_TASK MATERIAL_.
++++++++++
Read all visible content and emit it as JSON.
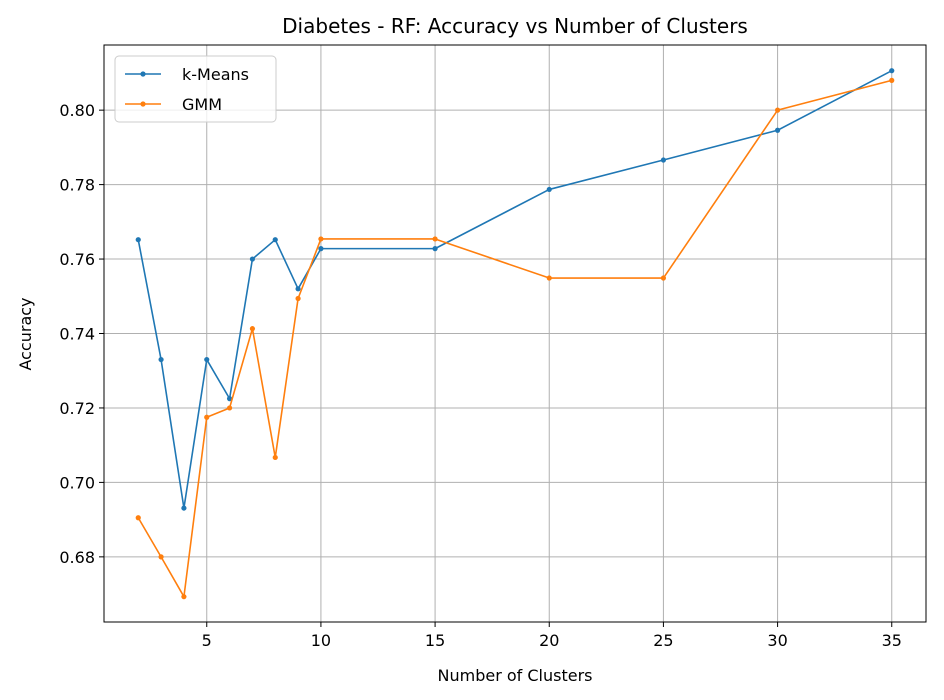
{
  "chart_data": {
    "type": "line",
    "title": "Diabetes - RF: Accuracy vs Number of Clusters",
    "xlabel": "Number of Clusters",
    "ylabel": "Accuracy",
    "xlim": [
      0.5,
      36.5
    ],
    "ylim": [
      0.6625,
      0.8175
    ],
    "xticks": [
      5,
      10,
      15,
      20,
      25,
      30,
      35
    ],
    "xtick_labels": [
      "5",
      "10",
      "15",
      "20",
      "25",
      "30",
      "35"
    ],
    "yticks": [
      0.68,
      0.7,
      0.72,
      0.74,
      0.76,
      0.78,
      0.8
    ],
    "ytick_labels": [
      "0.68",
      "0.70",
      "0.72",
      "0.74",
      "0.76",
      "0.78",
      "0.80"
    ],
    "grid": true,
    "legend_position": "top-left",
    "x": [
      2,
      3,
      4,
      5,
      6,
      7,
      8,
      9,
      10,
      15,
      20,
      25,
      30,
      35
    ],
    "series": [
      {
        "name": "k-Means",
        "color": "#1f77b4",
        "values": [
          0.7652,
          0.733,
          0.6931,
          0.733,
          0.7225,
          0.76,
          0.7652,
          0.752,
          0.7628,
          0.7628,
          0.7787,
          0.7866,
          0.7946,
          0.8106
        ]
      },
      {
        "name": "GMM",
        "color": "#ff7f0e",
        "values": [
          0.6905,
          0.68,
          0.6693,
          0.7175,
          0.72,
          0.7413,
          0.7067,
          0.7494,
          0.7654,
          0.7654,
          0.7549,
          0.7549,
          0.8,
          0.808
        ]
      }
    ]
  }
}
++++++++++
_WHAT YOU ARE ASKED TO DO_.
Reproduce the whole listing exactly, but not the images in it.

_FINAL ANSWER_.
Read all visible content and emit it as JSON.
{
  "chart_data": {
    "type": "line",
    "title": "Diabetes - RF: Accuracy vs Number of Clusters",
    "xlabel": "Number of Clusters",
    "ylabel": "Accuracy",
    "xlim": [
      0.5,
      36.5
    ],
    "ylim": [
      0.6625,
      0.8175
    ],
    "xticks": [
      5,
      10,
      15,
      20,
      25,
      30,
      35
    ],
    "xtick_labels": [
      "5",
      "10",
      "15",
      "20",
      "25",
      "30",
      "35"
    ],
    "yticks": [
      0.68,
      0.7,
      0.72,
      0.74,
      0.76,
      0.78,
      0.8
    ],
    "ytick_labels": [
      "0.68",
      "0.70",
      "0.72",
      "0.74",
      "0.76",
      "0.78",
      "0.80"
    ],
    "grid": true,
    "legend_position": "top-left",
    "x": [
      2,
      3,
      4,
      5,
      6,
      7,
      8,
      9,
      10,
      15,
      20,
      25,
      30,
      35
    ],
    "series": [
      {
        "name": "k-Means",
        "color": "#1f77b4",
        "values": [
          0.7652,
          0.733,
          0.6931,
          0.733,
          0.7225,
          0.76,
          0.7652,
          0.752,
          0.7628,
          0.7628,
          0.7787,
          0.7866,
          0.7946,
          0.8106
        ]
      },
      {
        "name": "GMM",
        "color": "#ff7f0e",
        "values": [
          0.6905,
          0.68,
          0.6693,
          0.7175,
          0.72,
          0.7413,
          0.7067,
          0.7494,
          0.7654,
          0.7654,
          0.7549,
          0.7549,
          0.8,
          0.808
        ]
      }
    ]
  }
}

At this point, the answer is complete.